STATED TASK →
Pull out every line from the listing that has the word "label".
--- Start of SOURCE MATERIAL ---
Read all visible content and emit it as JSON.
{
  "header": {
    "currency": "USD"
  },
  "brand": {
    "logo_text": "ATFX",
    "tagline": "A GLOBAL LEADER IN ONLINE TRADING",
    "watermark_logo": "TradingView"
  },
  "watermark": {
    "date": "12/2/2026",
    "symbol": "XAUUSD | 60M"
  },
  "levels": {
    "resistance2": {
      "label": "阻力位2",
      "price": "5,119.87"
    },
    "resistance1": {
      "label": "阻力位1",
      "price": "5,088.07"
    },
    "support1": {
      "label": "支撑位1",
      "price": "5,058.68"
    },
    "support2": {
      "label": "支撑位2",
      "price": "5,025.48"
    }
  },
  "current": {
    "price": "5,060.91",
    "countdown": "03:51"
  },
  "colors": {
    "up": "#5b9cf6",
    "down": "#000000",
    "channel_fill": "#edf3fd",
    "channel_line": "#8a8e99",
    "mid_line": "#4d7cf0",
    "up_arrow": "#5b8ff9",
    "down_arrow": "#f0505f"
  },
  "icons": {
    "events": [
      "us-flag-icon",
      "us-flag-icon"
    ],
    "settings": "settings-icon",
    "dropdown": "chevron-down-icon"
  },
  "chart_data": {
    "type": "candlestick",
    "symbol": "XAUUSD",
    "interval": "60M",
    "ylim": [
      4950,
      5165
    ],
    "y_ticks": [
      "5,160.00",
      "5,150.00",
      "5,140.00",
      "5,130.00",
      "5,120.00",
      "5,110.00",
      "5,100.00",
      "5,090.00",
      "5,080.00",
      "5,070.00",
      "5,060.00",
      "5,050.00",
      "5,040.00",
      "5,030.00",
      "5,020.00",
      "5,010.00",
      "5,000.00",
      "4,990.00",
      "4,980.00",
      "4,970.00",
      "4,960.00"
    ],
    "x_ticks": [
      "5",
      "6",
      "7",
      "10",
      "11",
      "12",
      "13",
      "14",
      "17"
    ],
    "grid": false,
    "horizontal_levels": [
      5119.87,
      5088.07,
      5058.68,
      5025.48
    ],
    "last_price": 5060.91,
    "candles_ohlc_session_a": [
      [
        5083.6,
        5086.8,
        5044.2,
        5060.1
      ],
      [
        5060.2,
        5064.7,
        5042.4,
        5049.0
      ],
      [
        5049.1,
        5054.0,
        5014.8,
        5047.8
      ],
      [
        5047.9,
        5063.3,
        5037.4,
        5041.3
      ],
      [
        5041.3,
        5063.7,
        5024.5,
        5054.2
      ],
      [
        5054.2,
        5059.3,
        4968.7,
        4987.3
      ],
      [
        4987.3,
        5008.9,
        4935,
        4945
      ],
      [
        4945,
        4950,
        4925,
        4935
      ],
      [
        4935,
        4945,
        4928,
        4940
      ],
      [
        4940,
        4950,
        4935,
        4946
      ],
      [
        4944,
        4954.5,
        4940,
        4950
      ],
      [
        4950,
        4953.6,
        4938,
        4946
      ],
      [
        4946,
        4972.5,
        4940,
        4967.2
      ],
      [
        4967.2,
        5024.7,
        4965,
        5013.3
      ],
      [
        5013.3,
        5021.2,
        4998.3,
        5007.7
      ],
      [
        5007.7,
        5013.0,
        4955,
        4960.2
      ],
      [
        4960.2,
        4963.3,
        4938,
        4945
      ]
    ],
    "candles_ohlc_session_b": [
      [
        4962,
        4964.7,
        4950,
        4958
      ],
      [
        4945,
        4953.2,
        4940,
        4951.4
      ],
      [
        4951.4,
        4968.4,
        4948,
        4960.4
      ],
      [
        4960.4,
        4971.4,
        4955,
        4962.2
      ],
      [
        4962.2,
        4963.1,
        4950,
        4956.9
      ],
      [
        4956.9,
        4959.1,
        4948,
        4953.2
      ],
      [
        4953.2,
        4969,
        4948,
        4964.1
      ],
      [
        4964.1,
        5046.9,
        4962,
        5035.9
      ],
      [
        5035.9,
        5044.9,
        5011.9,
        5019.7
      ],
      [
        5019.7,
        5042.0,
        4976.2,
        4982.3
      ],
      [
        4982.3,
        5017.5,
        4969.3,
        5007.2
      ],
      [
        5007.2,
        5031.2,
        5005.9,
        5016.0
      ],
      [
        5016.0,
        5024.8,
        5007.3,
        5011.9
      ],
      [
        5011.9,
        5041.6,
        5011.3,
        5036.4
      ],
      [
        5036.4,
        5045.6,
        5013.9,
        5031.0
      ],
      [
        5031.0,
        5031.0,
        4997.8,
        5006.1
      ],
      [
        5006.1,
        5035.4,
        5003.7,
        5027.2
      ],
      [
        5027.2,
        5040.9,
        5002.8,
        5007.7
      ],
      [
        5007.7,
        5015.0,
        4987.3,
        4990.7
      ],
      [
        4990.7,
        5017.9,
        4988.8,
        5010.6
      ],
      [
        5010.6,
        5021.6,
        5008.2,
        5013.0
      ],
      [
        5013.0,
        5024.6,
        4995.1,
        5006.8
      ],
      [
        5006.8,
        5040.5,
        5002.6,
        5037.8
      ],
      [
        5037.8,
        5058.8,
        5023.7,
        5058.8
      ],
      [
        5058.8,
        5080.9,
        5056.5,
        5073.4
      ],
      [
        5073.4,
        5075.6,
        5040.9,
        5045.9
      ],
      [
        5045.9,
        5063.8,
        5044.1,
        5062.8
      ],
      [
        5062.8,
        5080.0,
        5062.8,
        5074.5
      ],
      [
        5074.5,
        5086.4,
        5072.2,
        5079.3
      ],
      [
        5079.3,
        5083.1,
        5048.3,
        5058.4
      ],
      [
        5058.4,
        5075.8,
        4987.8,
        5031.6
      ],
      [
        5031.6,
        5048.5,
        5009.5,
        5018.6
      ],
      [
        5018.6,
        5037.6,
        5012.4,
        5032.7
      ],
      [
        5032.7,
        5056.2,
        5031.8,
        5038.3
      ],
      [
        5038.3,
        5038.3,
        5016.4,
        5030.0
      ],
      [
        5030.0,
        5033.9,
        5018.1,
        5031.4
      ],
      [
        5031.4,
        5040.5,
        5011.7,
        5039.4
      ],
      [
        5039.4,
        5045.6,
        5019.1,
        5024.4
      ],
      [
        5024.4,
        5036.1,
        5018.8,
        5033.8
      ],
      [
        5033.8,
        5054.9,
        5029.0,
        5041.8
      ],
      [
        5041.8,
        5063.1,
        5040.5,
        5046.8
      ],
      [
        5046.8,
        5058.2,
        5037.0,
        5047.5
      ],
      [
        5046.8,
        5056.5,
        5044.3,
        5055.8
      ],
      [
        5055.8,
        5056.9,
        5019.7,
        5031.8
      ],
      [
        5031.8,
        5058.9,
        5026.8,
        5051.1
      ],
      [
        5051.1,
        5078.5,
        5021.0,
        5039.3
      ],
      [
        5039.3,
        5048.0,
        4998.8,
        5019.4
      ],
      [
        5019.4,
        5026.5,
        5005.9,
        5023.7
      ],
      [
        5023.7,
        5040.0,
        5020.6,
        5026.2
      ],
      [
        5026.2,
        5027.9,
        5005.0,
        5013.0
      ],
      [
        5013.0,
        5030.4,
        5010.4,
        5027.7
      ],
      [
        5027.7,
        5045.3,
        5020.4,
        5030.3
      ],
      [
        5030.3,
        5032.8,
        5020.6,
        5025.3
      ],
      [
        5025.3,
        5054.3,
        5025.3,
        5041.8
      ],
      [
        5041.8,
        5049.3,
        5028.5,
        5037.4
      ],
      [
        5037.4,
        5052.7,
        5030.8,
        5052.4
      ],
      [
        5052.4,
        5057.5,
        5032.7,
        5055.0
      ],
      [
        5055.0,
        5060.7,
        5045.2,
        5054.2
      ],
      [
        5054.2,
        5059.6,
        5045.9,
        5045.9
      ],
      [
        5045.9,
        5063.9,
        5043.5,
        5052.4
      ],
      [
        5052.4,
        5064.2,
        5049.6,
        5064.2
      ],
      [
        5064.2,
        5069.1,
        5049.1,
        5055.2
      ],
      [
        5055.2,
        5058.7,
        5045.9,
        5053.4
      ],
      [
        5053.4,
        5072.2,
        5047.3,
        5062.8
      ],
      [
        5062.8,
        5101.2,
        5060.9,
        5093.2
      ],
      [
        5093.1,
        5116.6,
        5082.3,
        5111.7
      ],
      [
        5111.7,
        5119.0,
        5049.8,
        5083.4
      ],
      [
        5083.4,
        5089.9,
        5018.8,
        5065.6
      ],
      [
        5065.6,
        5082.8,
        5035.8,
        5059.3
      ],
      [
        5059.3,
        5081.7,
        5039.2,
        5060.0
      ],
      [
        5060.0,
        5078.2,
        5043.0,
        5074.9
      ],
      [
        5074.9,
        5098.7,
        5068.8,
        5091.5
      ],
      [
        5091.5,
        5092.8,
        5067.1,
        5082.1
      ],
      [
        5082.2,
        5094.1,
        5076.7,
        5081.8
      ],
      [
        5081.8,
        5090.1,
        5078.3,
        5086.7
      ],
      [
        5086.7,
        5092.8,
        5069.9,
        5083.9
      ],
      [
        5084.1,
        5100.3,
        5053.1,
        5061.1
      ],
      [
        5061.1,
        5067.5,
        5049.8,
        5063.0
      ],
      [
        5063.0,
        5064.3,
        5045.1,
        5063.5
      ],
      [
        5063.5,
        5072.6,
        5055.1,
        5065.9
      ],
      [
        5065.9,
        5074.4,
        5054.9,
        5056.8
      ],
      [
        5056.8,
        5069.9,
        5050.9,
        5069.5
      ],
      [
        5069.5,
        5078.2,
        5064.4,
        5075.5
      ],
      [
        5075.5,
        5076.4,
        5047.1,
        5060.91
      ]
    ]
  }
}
--- End of SOURCE MATERIAL ---
WRITTEN REPLY →
      "label": "阻力位2",
      "label": "阻力位1",
      "label": "支撑位1",
      "label": "支撑位2",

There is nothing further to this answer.